PROBLEM REQUIREMENTS: Every record must appear in your copy exactly as written, with no pictures.

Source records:
┌────────
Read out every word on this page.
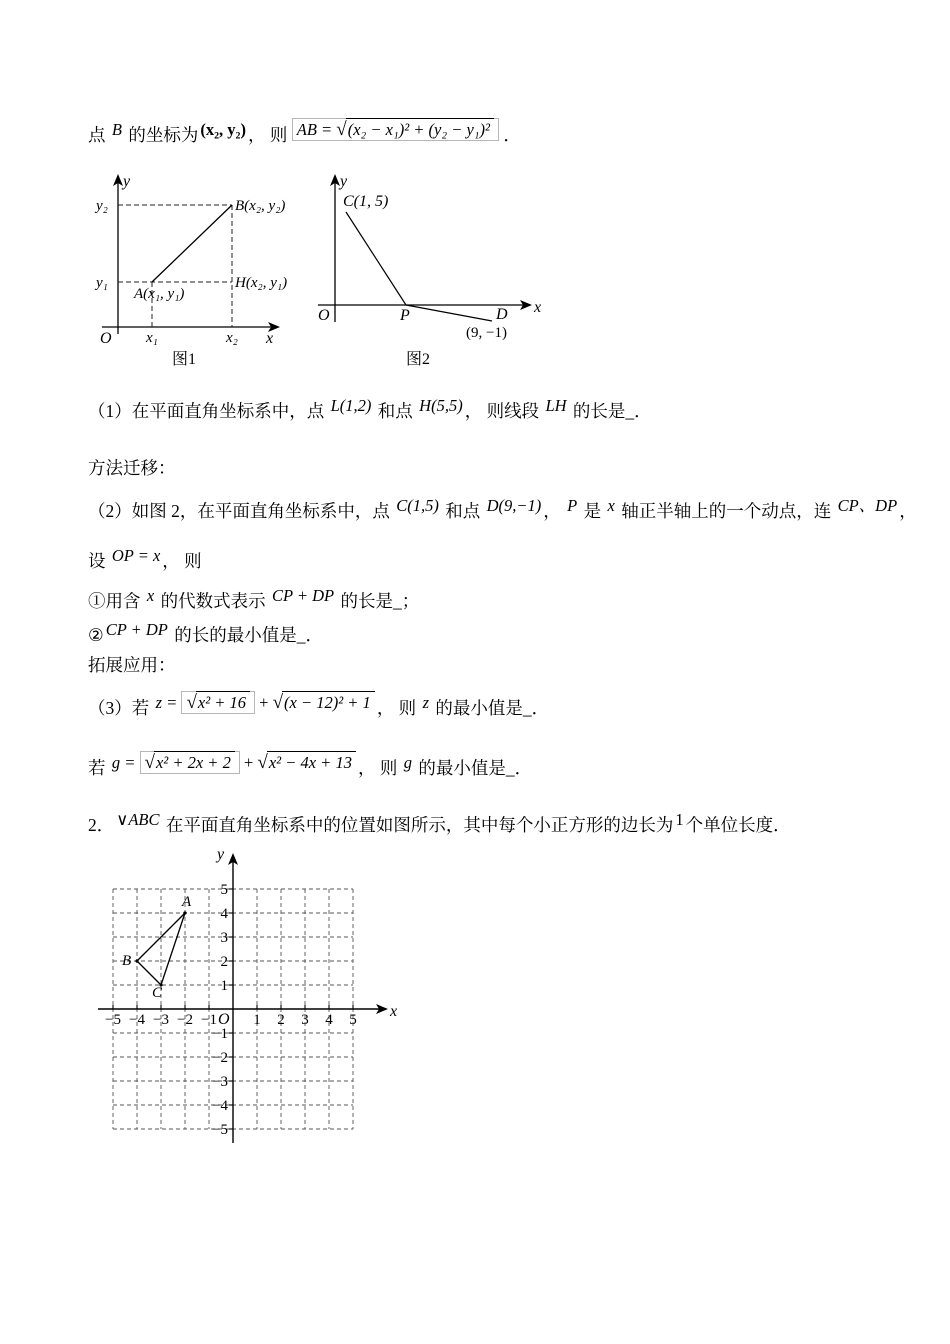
点 B 的坐标为 (x₂, y₂) ， 则 AB = √(x₂ − x₁)² + (y₂ − y₁)² ．
y
y₂
y₁
B(x₂, y₂)
A(x₁, y₁)
H(x₂, y₁)
O x₁	x₂ x
图1
y
C(1, 5)
O	P	D
(9, −1)
x
图2
（1）在平面直角坐标系中，点 L(1,2) 和点 H(5,5) ， 则线段 LH 的长是_．
方法迁移：
（2）如图 2，在平面直角坐标系中，点 C(1,5) 和点 D(9,−1) ， P 是 x 轴正半轴上的一个动点，连 CP、DP ，
设 OP = x ， 则
①用含 x 的代数式表示 CP + DP 的长是_；
② CP + DP 的长的最小值是_．
拓展应用：
（3）若 z = √x² + 16 + √(x − 12)² + 1 ， 则 z 的最小值是_．
若 g = √x² + 2x + 2 + √x² − 4x + 13 ， 则 g 的最小值是_．
2． ∨ABC 在平面直角坐标系中的位置如图所示，其中每个小正方形的边长为 1 个单位长度．
−5 −4 −3 −2 −1 1 2 3 4 5
5
4
3
2
1
−1
−2
−3
−4
−5
O	x
y
A
B
C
└────────
THE REPLY:
Read out every word on this page.
点 B 的坐标为 (x₂, y₂) ， 则 AB = √(x₂ − x₁)² + (y₂ − y₁)² ．
y
y₂
y₁
B(x₂, y₂)
A(x₁, y₁)
H(x₂, y₁)
O x₁	x₂ x
图1
y
C(1, 5)
O	P	D
(9, −1)
x
图2
（1）在平面直角坐标系中，点 L(1,2) 和点 H(5,5) ， 则线段 LH 的长是_．
方法迁移：
（2）如图 2，在平面直角坐标系中，点 C(1,5) 和点 D(9,−1) ， P 是 x 轴正半轴上的一个动点，连 CP、DP ，
设 OP = x ， 则
①用含 x 的代数式表示 CP + DP 的长是_；
② CP + DP 的长的最小值是_．
拓展应用：
（3）若 z = √x² + 16 + √(x − 12)² + 1 ， 则 z 的最小值是_．
若 g = √x² + 2x + 2 + √x² − 4x + 13 ， 则 g 的最小值是_．
2． ∨ABC 在平面直角坐标系中的位置如图所示，其中每个小正方形的边长为 1 个单位长度．
−5 −4 −3 −2 −1 1 2 3 4 5
5
4
3
2
1
−1
−2
−3
−4
−5
O	x
y
A
B
C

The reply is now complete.